> Short exercise
Print the rows below unchanged, keeping every line and character as it stands.

** Start **

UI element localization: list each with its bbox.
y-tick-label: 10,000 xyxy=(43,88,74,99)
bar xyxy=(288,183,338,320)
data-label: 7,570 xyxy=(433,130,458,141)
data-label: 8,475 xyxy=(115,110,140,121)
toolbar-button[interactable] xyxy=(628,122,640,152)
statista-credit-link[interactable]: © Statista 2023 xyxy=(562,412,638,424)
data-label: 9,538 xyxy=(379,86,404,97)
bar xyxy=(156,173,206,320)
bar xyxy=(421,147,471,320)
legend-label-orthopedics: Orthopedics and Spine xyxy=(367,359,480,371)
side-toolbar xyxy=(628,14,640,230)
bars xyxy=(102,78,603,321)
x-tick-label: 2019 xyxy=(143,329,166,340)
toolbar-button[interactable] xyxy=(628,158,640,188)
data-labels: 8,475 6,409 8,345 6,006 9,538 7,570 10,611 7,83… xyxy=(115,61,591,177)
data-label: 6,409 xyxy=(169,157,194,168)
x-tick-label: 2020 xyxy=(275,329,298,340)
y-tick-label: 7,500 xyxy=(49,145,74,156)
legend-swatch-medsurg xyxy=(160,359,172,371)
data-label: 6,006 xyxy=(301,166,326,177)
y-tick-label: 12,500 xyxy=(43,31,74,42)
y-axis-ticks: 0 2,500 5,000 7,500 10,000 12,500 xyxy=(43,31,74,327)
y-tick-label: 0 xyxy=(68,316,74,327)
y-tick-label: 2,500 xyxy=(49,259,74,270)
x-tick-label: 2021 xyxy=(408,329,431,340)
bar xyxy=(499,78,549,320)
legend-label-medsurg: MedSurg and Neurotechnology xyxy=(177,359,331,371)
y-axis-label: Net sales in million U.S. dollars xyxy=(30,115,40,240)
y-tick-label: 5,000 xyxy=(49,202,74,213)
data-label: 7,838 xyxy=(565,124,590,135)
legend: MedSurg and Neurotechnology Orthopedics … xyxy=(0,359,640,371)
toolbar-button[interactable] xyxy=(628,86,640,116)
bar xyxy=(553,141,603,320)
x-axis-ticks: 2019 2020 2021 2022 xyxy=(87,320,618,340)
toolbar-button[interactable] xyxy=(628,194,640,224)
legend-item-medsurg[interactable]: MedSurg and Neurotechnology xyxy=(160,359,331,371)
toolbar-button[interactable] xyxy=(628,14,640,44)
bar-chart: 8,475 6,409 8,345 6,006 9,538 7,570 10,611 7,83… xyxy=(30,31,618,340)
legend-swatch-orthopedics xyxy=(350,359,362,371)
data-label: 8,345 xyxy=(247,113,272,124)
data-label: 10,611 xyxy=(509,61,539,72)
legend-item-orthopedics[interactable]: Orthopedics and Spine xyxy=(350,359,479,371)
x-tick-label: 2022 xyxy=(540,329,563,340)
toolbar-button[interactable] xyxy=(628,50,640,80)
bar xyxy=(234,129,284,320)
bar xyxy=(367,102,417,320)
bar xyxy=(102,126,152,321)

** End **

> Task response
UI element localization: list each with its bbox.
y-tick-label: 10,000 xyxy=(43,88,74,99)
bar xyxy=(288,183,338,320)
data-label: 7,570 xyxy=(433,130,458,141)
data-label: 8,475 xyxy=(115,110,140,121)
toolbar-button[interactable] xyxy=(628,122,640,152)
statista-credit-link[interactable]: © Statista 2023 xyxy=(562,412,638,424)
data-label: 9,538 xyxy=(379,86,404,97)
bar xyxy=(156,173,206,320)
bar xyxy=(421,147,471,320)
legend-label-orthopedics: Orthopedics and Spine xyxy=(367,359,480,371)
side-toolbar xyxy=(628,14,640,230)
bars xyxy=(102,78,603,321)
x-tick-label: 2019 xyxy=(143,329,166,340)
toolbar-button[interactable] xyxy=(628,158,640,188)
data-labels: 8,475 6,409 8,345 6,006 9,538 7,570 10,611 7,83… xyxy=(115,61,591,177)
data-label: 6,409 xyxy=(169,157,194,168)
x-tick-label: 2020 xyxy=(275,329,298,340)
y-tick-label: 7,500 xyxy=(49,145,74,156)
legend-swatch-medsurg xyxy=(160,359,172,371)
data-label: 6,006 xyxy=(301,166,326,177)
y-tick-label: 12,500 xyxy=(43,31,74,42)
y-axis-ticks: 0 2,500 5,000 7,500 10,000 12,500 xyxy=(43,31,74,327)
y-tick-label: 0 xyxy=(68,316,74,327)
y-tick-label: 2,500 xyxy=(49,259,74,270)
x-tick-label: 2021 xyxy=(408,329,431,340)
bar xyxy=(499,78,549,320)
legend-label-medsurg: MedSurg and Neurotechnology xyxy=(177,359,331,371)
y-axis-label: Net sales in million U.S. dollars xyxy=(30,115,40,240)
y-tick-label: 5,000 xyxy=(49,202,74,213)
data-label: 7,838 xyxy=(565,124,590,135)
legend: MedSurg and Neurotechnology Orthopedics … xyxy=(0,359,640,371)
toolbar-button[interactable] xyxy=(628,86,640,116)
bar xyxy=(553,141,603,320)
x-axis-ticks: 2019 2020 2021 2022 xyxy=(87,320,618,340)
toolbar-button[interactable] xyxy=(628,194,640,224)
legend-item-medsurg[interactable]: MedSurg and Neurotechnology xyxy=(160,359,331,371)
toolbar-button[interactable] xyxy=(628,14,640,44)
bar-chart: 8,475 6,409 8,345 6,006 9,538 7,570 10,611 7,83… xyxy=(30,31,618,340)
legend-swatch-orthopedics xyxy=(350,359,362,371)
data-label: 8,345 xyxy=(247,113,272,124)
data-label: 10,611 xyxy=(509,61,539,72)
legend-item-orthopedics[interactable]: Orthopedics and Spine xyxy=(350,359,479,371)
x-tick-label: 2022 xyxy=(540,329,563,340)
toolbar-button[interactable] xyxy=(628,50,640,80)
bar xyxy=(234,129,284,320)
bar xyxy=(367,102,417,320)
bar xyxy=(102,126,152,321)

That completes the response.